# Available records
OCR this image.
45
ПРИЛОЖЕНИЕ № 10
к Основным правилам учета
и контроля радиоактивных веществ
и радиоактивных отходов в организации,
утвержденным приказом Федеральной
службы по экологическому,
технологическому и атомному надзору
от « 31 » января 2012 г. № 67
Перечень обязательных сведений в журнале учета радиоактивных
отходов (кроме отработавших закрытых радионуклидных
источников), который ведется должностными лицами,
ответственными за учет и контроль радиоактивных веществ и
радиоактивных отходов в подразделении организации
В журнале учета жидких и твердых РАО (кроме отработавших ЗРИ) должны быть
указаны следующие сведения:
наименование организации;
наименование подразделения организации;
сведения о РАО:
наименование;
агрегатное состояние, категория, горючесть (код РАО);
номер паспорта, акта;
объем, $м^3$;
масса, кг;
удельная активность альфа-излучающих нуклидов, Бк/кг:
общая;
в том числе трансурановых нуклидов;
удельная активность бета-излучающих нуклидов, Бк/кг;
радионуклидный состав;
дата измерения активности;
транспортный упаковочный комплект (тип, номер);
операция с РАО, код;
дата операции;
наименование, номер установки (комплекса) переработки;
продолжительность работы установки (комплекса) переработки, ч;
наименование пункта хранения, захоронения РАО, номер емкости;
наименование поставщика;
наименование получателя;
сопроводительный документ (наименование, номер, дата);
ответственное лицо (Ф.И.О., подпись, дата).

# Work to be completed
Identify the lines in the entries above that contain "комплекса", then copy them out.

# Expected output
наименование, номер установки (комплекса) переработки;
продолжительность работы установки (комплекса) переработки, ч;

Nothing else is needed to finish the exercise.